--- BEGIN Data shown ---
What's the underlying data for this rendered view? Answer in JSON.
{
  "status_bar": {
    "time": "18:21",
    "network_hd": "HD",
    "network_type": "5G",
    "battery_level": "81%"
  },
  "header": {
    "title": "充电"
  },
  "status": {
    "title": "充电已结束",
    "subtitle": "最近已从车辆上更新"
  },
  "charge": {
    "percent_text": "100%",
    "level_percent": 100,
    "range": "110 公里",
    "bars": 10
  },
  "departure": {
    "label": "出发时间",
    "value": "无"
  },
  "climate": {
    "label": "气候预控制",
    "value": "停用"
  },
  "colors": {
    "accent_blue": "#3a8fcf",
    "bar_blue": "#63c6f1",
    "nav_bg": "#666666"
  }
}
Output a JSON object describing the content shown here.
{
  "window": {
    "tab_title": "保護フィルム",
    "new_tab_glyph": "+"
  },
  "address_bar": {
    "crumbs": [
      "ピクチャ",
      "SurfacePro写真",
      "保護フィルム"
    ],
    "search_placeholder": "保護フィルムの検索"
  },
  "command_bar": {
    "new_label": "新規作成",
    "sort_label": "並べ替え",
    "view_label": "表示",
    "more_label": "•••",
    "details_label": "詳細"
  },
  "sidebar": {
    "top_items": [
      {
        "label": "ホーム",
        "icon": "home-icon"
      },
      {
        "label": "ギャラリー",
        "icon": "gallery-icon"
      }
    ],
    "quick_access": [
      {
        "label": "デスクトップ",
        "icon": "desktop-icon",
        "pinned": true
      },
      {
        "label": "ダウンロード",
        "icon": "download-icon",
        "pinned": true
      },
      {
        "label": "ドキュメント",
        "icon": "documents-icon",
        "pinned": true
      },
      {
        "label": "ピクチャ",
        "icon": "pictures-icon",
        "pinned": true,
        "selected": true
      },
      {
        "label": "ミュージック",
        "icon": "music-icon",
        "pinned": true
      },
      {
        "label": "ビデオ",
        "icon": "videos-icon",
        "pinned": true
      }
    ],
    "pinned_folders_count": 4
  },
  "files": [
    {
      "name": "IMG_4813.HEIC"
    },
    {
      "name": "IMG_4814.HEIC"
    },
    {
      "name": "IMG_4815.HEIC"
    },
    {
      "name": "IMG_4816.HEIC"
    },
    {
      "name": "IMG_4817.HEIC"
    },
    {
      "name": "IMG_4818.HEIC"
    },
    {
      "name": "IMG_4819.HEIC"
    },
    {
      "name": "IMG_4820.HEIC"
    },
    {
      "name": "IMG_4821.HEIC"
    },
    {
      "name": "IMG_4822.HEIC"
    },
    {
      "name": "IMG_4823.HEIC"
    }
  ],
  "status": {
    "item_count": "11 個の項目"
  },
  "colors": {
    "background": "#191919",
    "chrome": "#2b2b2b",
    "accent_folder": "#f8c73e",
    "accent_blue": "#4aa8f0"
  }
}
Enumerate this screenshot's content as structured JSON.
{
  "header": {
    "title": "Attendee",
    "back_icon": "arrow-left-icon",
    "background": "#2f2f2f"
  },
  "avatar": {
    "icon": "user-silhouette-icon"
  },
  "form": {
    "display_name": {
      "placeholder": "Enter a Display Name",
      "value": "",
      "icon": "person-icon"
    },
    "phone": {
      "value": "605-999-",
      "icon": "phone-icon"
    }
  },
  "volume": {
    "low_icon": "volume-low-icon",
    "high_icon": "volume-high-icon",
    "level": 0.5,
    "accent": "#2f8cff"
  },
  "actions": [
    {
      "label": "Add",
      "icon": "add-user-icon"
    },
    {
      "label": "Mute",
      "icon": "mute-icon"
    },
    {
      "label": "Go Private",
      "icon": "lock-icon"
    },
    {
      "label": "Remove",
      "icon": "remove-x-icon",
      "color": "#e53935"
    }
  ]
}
--- END Data shown ---
## What you are asked to do
Copy all the records above precisely.

## Solution for this task
What's the underlying data for this rendered view? Answer in JSON.
{
  "status_bar": {
    "time": "18:21",
    "network_hd": "HD",
    "network_type": "5G",
    "battery_level": "81%"
  },
  "header": {
    "title": "充电"
  },
  "status": {
    "title": "充电已结束",
    "subtitle": "最近已从车辆上更新"
  },
  "charge": {
    "percent_text": "100%",
    "level_percent": 100,
    "range": "110 公里",
    "bars": 10
  },
  "departure": {
    "label": "出发时间",
    "value": "无"
  },
  "climate": {
    "label": "气候预控制",
    "value": "停用"
  },
  "colors": {
    "accent_blue": "#3a8fcf",
    "bar_blue": "#63c6f1",
    "nav_bg": "#666666"
  }
}
Output a JSON object describing the content shown here.
{
  "window": {
    "tab_title": "保護フィルム",
    "new_tab_glyph": "+"
  },
  "address_bar": {
    "crumbs": [
      "ピクチャ",
      "SurfacePro写真",
      "保護フィルム"
    ],
    "search_placeholder": "保護フィルムの検索"
  },
  "command_bar": {
    "new_label": "新規作成",
    "sort_label": "並べ替え",
    "view_label": "表示",
    "more_label": "•••",
    "details_label": "詳細"
  },
  "sidebar": {
    "top_items": [
      {
        "label": "ホーム",
        "icon": "home-icon"
      },
      {
        "label": "ギャラリー",
        "icon": "gallery-icon"
      }
    ],
    "quick_access": [
      {
        "label": "デスクトップ",
        "icon": "desktop-icon",
        "pinned": true
      },
      {
        "label": "ダウンロード",
        "icon": "download-icon",
        "pinned": true
      },
      {
        "label": "ドキュメント",
        "icon": "documents-icon",
        "pinned": true
      },
      {
        "label": "ピクチャ",
        "icon": "pictures-icon",
        "pinned": true,
        "selected": true
      },
      {
        "label": "ミュージック",
        "icon": "music-icon",
        "pinned": true
      },
      {
        "label": "ビデオ",
        "icon": "videos-icon",
        "pinned": true
      }
    ],
    "pinned_folders_count": 4
  },
  "files": [
    {
      "name": "IMG_4813.HEIC"
    },
    {
      "name": "IMG_4814.HEIC"
    },
    {
      "name": "IMG_4815.HEIC"
    },
    {
      "name": "IMG_4816.HEIC"
    },
    {
      "name": "IMG_4817.HEIC"
    },
    {
      "name": "IMG_4818.HEIC"
    },
    {
      "name": "IMG_4819.HEIC"
    },
    {
      "name": "IMG_4820.HEIC"
    },
    {
      "name": "IMG_4821.HEIC"
    },
    {
      "name": "IMG_4822.HEIC"
    },
    {
      "name": "IMG_4823.HEIC"
    }
  ],
  "status": {
    "item_count": "11 個の項目"
  },
  "colors": {
    "background": "#191919",
    "chrome": "#2b2b2b",
    "accent_folder": "#f8c73e",
    "accent_blue": "#4aa8f0"
  }
}
Enumerate this screenshot's content as structured JSON.
{
  "header": {
    "title": "Attendee",
    "back_icon": "arrow-left-icon",
    "background": "#2f2f2f"
  },
  "avatar": {
    "icon": "user-silhouette-icon"
  },
  "form": {
    "display_name": {
      "placeholder": "Enter a Display Name",
      "value": "",
      "icon": "person-icon"
    },
    "phone": {
      "value": "605-999-",
      "icon": "phone-icon"
    }
  },
  "volume": {
    "low_icon": "volume-low-icon",
    "high_icon": "volume-high-icon",
    "level": 0.5,
    "accent": "#2f8cff"
  },
  "actions": [
    {
      "label": "Add",
      "icon": "add-user-icon"
    },
    {
      "label": "Mute",
      "icon": "mute-icon"
    },
    {
      "label": "Go Private",
      "icon": "lock-icon"
    },
    {
      "label": "Remove",
      "icon": "remove-x-icon",
      "color": "#e53935"
    }
  ]
}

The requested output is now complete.